(PROBLEM DESCRIPTION):
Count every line below in which "belong" occurs, then give only the count.

==== DATA LISTING

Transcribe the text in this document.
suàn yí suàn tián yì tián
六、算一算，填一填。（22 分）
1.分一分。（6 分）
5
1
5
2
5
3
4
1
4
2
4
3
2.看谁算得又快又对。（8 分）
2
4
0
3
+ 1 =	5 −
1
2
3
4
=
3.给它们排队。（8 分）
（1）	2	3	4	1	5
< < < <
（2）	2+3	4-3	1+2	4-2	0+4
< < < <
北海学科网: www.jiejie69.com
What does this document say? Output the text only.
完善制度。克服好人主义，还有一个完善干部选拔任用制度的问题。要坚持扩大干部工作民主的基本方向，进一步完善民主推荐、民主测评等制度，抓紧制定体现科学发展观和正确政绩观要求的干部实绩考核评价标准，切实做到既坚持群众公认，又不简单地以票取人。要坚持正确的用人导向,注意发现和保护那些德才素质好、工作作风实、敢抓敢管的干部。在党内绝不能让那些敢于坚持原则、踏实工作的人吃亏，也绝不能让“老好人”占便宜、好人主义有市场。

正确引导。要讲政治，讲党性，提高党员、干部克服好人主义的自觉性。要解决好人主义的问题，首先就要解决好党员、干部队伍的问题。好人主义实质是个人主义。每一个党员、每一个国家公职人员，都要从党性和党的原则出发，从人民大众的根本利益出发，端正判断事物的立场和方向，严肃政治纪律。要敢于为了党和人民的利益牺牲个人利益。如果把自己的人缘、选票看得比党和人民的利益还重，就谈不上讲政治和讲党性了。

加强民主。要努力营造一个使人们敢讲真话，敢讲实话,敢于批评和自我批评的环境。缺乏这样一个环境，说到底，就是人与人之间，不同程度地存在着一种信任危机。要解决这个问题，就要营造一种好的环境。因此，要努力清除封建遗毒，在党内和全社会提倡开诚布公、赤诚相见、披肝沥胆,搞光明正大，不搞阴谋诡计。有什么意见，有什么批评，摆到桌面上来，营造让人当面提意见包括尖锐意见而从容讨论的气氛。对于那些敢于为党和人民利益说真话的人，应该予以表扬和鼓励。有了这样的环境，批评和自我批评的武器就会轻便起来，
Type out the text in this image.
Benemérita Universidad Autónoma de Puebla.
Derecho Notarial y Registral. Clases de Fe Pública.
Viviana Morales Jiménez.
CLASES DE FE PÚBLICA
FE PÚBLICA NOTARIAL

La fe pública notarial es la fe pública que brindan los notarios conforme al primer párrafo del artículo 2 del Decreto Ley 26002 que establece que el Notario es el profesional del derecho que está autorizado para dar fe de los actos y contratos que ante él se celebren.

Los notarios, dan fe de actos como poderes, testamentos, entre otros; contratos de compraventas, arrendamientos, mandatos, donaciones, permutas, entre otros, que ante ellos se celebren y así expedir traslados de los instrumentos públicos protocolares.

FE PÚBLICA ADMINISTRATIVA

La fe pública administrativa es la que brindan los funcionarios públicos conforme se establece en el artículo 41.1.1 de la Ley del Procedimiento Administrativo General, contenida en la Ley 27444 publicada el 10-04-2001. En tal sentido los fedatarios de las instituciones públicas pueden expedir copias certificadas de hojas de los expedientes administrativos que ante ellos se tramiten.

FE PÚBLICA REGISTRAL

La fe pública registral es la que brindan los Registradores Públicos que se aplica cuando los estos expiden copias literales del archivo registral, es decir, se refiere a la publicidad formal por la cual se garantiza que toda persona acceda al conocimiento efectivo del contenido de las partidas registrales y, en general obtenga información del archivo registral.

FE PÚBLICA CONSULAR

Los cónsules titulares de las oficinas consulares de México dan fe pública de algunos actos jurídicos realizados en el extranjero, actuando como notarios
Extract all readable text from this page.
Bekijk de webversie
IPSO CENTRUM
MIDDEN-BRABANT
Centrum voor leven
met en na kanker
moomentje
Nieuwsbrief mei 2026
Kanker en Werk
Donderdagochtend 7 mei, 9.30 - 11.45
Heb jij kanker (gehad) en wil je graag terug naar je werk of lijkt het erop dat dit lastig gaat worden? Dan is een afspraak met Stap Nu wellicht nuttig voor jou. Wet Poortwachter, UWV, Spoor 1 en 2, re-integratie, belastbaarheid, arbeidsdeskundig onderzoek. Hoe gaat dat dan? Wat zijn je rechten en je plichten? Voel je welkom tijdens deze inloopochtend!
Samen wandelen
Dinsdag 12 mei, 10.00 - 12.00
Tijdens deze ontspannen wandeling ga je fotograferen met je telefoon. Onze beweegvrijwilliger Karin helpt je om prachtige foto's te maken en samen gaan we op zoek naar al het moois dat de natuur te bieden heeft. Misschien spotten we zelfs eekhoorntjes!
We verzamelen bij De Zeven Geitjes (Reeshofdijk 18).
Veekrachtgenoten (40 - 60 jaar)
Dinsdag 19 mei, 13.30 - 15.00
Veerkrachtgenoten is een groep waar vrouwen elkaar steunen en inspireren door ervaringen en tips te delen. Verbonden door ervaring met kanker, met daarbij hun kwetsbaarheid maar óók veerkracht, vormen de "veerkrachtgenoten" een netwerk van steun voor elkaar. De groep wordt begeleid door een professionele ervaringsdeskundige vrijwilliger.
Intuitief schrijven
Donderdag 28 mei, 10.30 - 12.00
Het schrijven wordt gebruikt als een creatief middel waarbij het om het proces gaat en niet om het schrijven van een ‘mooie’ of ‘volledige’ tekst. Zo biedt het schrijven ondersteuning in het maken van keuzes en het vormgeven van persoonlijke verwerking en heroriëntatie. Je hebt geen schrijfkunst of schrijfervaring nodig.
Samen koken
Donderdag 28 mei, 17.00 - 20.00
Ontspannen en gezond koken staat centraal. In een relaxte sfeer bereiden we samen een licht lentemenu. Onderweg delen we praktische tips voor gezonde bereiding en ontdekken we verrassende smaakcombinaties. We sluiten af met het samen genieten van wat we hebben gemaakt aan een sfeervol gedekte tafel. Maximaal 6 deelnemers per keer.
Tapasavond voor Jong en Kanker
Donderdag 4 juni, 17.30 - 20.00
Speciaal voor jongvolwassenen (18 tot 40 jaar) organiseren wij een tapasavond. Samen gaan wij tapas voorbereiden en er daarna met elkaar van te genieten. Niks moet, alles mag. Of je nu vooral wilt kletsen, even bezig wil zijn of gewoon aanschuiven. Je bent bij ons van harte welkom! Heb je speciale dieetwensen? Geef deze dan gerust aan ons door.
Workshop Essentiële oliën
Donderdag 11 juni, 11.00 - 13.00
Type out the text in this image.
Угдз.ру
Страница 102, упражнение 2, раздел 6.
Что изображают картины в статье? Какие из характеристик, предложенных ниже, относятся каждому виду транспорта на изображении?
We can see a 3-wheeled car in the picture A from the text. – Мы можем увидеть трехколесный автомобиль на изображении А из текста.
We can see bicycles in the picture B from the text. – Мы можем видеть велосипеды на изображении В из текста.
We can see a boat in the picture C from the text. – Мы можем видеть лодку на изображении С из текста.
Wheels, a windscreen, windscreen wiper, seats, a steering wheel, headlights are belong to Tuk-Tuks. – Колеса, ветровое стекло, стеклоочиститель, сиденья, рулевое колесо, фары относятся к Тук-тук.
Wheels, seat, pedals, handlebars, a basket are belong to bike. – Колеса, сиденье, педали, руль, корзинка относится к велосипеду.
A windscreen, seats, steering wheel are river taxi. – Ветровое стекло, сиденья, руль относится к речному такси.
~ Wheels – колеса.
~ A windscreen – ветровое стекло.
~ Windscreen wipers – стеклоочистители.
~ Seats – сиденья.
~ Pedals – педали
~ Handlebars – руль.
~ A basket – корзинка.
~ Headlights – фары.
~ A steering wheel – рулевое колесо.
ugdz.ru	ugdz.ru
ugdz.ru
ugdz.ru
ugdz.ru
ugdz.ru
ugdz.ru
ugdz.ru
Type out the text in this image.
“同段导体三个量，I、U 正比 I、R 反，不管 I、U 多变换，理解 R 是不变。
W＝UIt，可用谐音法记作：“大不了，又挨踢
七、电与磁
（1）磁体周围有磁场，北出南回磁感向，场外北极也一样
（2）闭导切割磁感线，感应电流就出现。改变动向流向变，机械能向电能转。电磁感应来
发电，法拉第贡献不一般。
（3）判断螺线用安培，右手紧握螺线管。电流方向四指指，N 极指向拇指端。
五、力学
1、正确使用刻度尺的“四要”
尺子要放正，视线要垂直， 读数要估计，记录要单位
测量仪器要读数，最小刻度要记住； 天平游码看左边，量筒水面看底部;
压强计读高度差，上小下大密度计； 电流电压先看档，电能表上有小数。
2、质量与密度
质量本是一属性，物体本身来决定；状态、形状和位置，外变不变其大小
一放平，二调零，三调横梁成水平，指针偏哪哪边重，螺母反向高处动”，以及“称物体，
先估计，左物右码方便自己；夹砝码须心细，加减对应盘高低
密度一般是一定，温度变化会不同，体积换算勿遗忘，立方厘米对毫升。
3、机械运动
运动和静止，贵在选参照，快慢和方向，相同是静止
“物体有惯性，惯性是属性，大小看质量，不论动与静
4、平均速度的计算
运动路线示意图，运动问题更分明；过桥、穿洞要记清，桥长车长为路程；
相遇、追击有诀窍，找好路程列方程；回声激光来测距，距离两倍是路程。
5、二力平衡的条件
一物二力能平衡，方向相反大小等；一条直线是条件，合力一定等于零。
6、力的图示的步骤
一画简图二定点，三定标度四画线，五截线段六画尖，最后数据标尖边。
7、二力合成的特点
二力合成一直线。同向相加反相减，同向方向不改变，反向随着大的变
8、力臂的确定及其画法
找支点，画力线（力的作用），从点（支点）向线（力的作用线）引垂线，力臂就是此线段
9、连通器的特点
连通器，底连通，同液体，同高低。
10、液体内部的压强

========

(SOLUTION TO THE EXERCISE):
2